--- Begin ---
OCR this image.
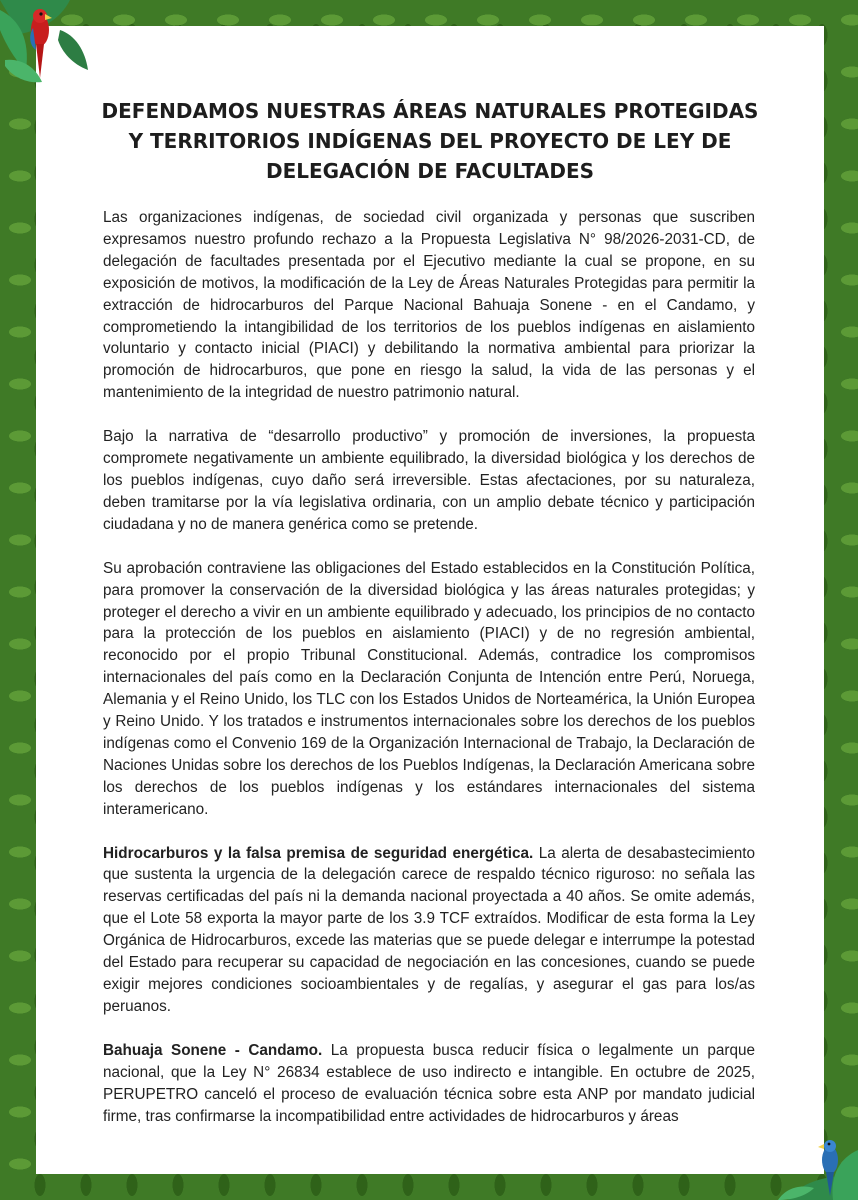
DEFENDAMOS NUESTRAS ÁREAS NATURALES PROTEGIDAS Y TERRITORIOS INDÍGENAS DEL PROYECTO DE LEY DE DELEGACIÓN DE FACULTADES

Las organizaciones indígenas, de sociedad civil organizada y personas que suscriben expresamos nuestro profundo rechazo a la Propuesta Legislativa N° 98/2026-2031-CD, de delegación de facultades presentada por el Ejecutivo mediante la cual se propone, en su exposición de motivos, la modificación de la Ley de Áreas Naturales Protegidas para permitir la extracción de hidrocarburos del Parque Nacional Bahuaja Sonene - en el Candamo, y comprometiendo la intangibilidad de los territorios de los pueblos indígenas en aislamiento voluntario y contacto inicial (PIACI) y debilitando la normativa ambiental para priorizar la promoción de hidrocarburos, que pone en riesgo la salud, la vida de las personas y el mantenimiento de la integridad de nuestro patrimonio natural.

Bajo la narrativa de “desarrollo productivo” y promoción de inversiones, la propuesta compromete negativamente un ambiente equilibrado, la diversidad biológica y los derechos de los pueblos indígenas, cuyo daño será irreversible. Estas afectaciones, por su naturaleza, deben tramitarse por la vía legislativa ordinaria, con un amplio debate técnico y participación ciudadana y no de manera genérica como se pretende.

Su aprobación contraviene las obligaciones del Estado establecidos en la Constitución Política, para promover la conservación de la diversidad biológica y las áreas naturales protegidas; y proteger el derecho a vivir en un ambiente equilibrado y adecuado, los principios de no contacto para la protección de los pueblos en aislamiento (PIACI) y de no regresión ambiental, reconocido por el propio Tribunal Constitucional. Además, contradice los compromisos internacionales del país como en la Declaración Conjunta de Intención entre Perú, Noruega, Alemania y el Reino Unido, los TLC con los Estados Unidos de Norteamérica, la Unión Europea y Reino Unido. Y los tratados e instrumentos internacionales sobre los derechos de los pueblos indígenas como el Convenio 169 de la Organización Internacional de Trabajo, la Declaración de Naciones Unidas sobre los derechos de los Pueblos Indígenas, la Declaración Americana sobre los derechos de los pueblos indígenas y los estándares internacionales del sistema interamericano.

Hidrocarburos y la falsa premisa de seguridad energética. La alerta de desabastecimiento que sustenta la urgencia de la delegación carece de respaldo técnico riguroso: no señala las reservas certificadas del país ni la demanda nacional proyectada a 40 años. Se omite además, que el Lote 58 exporta la mayor parte de los 3.9 TCF extraídos. Modificar de esta forma la Ley Orgánica de Hidrocarburos, excede las materias que se puede delegar e interrumpe la potestad del Estado para recuperar su capacidad de negociación en las concesiones, cuando se puede exigir mejores condiciones socioambientales y de regalías, y asegurar el gas para los/as peruanos.

Bahuaja Sonene - Candamo. La propuesta busca reducir física o legalmente un parque nacional, que la Ley N° 26834 establece de uso indirecto e intangible. En octubre de 2025, PERUPETRO canceló el proceso de evaluación técnica sobre esta ANP por mandato judicial firme, tras confirmarse la incompatibilidad entre actividades de hidrocarburos y áreas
--- End ---
# WHAT YOU SHOULD DO:
Write out each entry exactly as given, omitting any picture.

# EXERCISE RESULT:
OCR this image.
DEFENDAMOS NUESTRAS ÁREAS NATURALES PROTEGIDAS Y TERRITORIOS INDÍGENAS DEL PROYECTO DE LEY DE DELEGACIÓN DE FACULTADES

Las organizaciones indígenas, de sociedad civil organizada y personas que suscriben expresamos nuestro profundo rechazo a la Propuesta Legislativa N° 98/2026-2031-CD, de delegación de facultades presentada por el Ejecutivo mediante la cual se propone, en su exposición de motivos, la modificación de la Ley de Áreas Naturales Protegidas para permitir la extracción de hidrocarburos del Parque Nacional Bahuaja Sonene - en el Candamo, y comprometiendo la intangibilidad de los territorios de los pueblos indígenas en aislamiento voluntario y contacto inicial (PIACI) y debilitando la normativa ambiental para priorizar la promoción de hidrocarburos, que pone en riesgo la salud, la vida de las personas y el mantenimiento de la integridad de nuestro patrimonio natural.

Bajo la narrativa de “desarrollo productivo” y promoción de inversiones, la propuesta compromete negativamente un ambiente equilibrado, la diversidad biológica y los derechos de los pueblos indígenas, cuyo daño será irreversible. Estas afectaciones, por su naturaleza, deben tramitarse por la vía legislativa ordinaria, con un amplio debate técnico y participación ciudadana y no de manera genérica como se pretende.

Su aprobación contraviene las obligaciones del Estado establecidos en la Constitución Política, para promover la conservación de la diversidad biológica y las áreas naturales protegidas; y proteger el derecho a vivir en un ambiente equilibrado y adecuado, los principios de no contacto para la protección de los pueblos en aislamiento (PIACI) y de no regresión ambiental, reconocido por el propio Tribunal Constitucional. Además, contradice los compromisos internacionales del país como en la Declaración Conjunta de Intención entre Perú, Noruega, Alemania y el Reino Unido, los TLC con los Estados Unidos de Norteamérica, la Unión Europea y Reino Unido. Y los tratados e instrumentos internacionales sobre los derechos de los pueblos indígenas como el Convenio 169 de la Organización Internacional de Trabajo, la Declaración de Naciones Unidas sobre los derechos de los Pueblos Indígenas, la Declaración Americana sobre los derechos de los pueblos indígenas y los estándares internacionales del sistema interamericano.

Hidrocarburos y la falsa premisa de seguridad energética. La alerta de desabastecimiento que sustenta la urgencia de la delegación carece de respaldo técnico riguroso: no señala las reservas certificadas del país ni la demanda nacional proyectada a 40 años. Se omite además, que el Lote 58 exporta la mayor parte de los 3.9 TCF extraídos. Modificar de esta forma la Ley Orgánica de Hidrocarburos, excede las materias que se puede delegar e interrumpe la potestad del Estado para recuperar su capacidad de negociación en las concesiones, cuando se puede exigir mejores condiciones socioambientales y de regalías, y asegurar el gas para los/as peruanos.

Bahuaja Sonene - Candamo. La propuesta busca reducir física o legalmente un parque nacional, que la Ley N° 26834 establece de uso indirecto e intangible. En octubre de 2025, PERUPETRO canceló el proceso de evaluación técnica sobre esta ANP por mandato judicial firme, tras confirmarse la incompatibilidad entre actividades de hidrocarburos y áreas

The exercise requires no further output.